WHAT IS BEING ASKED –
Sift the listing for lines that hold the string "location" and pull them out.

--- PROVIDED RECORDS ---

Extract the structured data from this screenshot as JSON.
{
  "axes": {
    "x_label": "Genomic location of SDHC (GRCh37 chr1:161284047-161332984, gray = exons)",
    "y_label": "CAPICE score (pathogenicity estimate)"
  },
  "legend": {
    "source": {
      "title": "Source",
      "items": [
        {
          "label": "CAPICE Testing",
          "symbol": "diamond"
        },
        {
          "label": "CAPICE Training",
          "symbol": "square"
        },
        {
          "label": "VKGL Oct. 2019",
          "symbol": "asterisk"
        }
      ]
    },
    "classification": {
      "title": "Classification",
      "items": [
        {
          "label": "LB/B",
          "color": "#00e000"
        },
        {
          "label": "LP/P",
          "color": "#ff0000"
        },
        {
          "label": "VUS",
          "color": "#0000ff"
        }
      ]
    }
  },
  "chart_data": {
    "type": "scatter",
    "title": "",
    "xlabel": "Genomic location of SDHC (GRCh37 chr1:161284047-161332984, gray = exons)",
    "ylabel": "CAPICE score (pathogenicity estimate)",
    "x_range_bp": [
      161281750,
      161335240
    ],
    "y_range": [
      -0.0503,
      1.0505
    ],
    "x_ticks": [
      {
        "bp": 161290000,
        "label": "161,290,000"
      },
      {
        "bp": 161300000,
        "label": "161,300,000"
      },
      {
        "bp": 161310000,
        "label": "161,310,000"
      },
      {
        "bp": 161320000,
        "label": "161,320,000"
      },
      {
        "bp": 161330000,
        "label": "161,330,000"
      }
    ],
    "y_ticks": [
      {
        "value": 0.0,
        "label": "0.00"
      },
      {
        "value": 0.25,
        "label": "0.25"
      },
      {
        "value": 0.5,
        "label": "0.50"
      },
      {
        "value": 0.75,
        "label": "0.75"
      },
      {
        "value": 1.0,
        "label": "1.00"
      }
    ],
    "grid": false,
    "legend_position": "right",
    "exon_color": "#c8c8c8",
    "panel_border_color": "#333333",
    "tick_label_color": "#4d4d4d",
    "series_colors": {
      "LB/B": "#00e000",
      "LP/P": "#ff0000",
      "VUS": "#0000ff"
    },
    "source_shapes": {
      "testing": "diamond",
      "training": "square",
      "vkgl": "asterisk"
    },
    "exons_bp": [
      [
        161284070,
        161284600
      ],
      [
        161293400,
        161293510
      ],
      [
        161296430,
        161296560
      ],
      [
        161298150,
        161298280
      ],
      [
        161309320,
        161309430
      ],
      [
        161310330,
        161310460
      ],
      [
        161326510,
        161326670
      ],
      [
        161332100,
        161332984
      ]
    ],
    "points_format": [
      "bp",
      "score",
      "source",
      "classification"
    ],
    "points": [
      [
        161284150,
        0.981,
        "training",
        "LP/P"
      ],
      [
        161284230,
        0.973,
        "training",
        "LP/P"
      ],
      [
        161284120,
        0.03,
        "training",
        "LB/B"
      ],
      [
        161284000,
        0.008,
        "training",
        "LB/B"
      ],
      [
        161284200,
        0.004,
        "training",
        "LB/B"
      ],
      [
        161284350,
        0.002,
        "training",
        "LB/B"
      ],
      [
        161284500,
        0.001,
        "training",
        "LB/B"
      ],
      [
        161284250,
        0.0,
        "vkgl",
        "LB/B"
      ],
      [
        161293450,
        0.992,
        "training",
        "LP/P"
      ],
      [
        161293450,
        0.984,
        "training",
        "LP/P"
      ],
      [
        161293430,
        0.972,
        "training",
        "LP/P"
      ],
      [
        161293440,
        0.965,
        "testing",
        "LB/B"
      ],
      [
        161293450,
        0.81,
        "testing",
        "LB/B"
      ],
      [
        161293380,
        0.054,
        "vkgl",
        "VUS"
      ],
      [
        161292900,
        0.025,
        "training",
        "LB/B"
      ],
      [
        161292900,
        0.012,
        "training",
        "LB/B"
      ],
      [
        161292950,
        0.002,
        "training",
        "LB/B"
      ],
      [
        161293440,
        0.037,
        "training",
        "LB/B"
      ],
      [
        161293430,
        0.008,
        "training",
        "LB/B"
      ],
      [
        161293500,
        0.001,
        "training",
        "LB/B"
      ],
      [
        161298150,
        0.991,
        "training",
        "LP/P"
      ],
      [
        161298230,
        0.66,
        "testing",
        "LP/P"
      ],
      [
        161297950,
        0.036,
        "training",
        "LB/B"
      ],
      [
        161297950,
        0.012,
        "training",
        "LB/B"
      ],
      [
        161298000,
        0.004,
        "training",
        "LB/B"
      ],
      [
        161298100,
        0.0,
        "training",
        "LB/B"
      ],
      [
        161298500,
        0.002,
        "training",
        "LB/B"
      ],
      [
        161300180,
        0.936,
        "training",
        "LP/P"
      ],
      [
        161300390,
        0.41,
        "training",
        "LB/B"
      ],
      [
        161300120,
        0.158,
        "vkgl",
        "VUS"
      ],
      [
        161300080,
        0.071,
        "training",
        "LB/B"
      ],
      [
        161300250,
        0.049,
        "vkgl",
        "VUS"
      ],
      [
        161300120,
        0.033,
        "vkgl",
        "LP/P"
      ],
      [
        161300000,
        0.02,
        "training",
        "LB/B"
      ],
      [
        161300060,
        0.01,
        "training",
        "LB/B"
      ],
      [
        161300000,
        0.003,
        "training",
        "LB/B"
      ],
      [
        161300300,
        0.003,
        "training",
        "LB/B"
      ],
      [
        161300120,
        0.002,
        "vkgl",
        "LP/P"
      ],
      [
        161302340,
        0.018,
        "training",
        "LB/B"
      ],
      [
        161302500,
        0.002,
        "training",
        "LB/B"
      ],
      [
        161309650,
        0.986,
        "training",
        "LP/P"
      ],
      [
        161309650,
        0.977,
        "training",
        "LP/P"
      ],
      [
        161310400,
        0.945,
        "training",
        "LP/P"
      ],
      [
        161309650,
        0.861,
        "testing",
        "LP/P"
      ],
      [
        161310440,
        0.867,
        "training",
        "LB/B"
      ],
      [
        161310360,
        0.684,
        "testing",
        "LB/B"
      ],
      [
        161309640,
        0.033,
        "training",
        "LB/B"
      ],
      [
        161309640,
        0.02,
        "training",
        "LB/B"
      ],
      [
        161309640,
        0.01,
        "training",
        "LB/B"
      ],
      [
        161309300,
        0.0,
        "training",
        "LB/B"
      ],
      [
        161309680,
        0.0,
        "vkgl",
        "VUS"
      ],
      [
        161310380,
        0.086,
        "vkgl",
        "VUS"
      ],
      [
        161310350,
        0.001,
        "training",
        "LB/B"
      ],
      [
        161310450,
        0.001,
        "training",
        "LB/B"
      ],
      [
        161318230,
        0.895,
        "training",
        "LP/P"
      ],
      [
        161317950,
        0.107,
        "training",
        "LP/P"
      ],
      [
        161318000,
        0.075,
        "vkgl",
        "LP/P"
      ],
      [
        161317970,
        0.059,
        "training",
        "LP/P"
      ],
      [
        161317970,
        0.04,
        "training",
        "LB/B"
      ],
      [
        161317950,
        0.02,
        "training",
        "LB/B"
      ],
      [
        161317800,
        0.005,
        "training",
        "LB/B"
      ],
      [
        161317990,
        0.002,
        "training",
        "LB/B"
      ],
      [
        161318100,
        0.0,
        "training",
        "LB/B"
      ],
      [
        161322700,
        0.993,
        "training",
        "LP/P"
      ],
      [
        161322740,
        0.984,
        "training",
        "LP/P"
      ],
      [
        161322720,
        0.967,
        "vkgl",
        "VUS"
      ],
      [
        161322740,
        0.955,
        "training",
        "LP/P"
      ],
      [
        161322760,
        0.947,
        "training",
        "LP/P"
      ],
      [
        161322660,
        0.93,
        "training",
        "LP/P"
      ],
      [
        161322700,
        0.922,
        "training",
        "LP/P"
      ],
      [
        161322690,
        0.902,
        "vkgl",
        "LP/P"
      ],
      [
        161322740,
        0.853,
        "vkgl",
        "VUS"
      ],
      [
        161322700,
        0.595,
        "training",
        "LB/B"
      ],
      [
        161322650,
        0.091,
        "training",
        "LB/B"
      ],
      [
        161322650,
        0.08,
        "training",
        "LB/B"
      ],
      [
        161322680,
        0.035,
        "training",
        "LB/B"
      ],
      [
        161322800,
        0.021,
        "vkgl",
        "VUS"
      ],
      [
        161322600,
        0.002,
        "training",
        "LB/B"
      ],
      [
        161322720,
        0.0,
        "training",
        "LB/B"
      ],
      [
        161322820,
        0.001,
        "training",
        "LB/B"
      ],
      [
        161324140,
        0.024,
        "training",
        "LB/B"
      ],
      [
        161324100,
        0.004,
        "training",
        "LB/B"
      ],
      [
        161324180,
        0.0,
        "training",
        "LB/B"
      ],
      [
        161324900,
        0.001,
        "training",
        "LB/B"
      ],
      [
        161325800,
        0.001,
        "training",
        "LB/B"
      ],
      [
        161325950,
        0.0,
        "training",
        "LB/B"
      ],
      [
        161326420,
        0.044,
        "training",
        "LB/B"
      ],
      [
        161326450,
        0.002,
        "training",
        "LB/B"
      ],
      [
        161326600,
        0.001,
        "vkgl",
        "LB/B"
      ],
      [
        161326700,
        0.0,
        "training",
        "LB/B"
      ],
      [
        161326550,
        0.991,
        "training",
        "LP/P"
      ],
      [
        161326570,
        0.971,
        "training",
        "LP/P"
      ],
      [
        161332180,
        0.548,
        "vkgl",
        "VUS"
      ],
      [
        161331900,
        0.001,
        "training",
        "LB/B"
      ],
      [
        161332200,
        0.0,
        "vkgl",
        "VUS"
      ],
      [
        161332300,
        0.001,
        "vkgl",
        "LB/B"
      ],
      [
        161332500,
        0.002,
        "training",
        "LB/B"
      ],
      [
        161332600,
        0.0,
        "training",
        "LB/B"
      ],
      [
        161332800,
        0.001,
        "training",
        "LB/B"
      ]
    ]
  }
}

---

THE ANSWER –
    "x_label": "Genomic location of SDHC (GRCh37 chr1:161284047-161332984, gray = exons)",
    "xlabel": "Genomic location of SDHC (GRCh37 chr1:161284047-161332984, gray = exons)",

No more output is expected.